── Working data ──
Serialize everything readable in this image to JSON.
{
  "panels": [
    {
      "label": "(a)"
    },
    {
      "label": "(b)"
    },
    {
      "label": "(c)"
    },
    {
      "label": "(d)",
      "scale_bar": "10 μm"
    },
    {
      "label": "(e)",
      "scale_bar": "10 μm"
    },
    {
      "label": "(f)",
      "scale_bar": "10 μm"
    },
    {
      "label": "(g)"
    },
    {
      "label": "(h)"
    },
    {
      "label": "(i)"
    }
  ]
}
───
* [Exercise]: Write out the full listing exactly as given.

* [Output]:
Serialize everything readable in this image to JSON.
{
  "panels": [
    {
      "label": "(a)"
    },
    {
      "label": "(b)"
    },
    {
      "label": "(c)"
    },
    {
      "label": "(d)",
      "scale_bar": "10 μm"
    },
    {
      "label": "(e)",
      "scale_bar": "10 μm"
    },
    {
      "label": "(f)",
      "scale_bar": "10 μm"
    },
    {
      "label": "(g)"
    },
    {
      "label": "(h)"
    },
    {
      "label": "(i)"
    }
  ]
}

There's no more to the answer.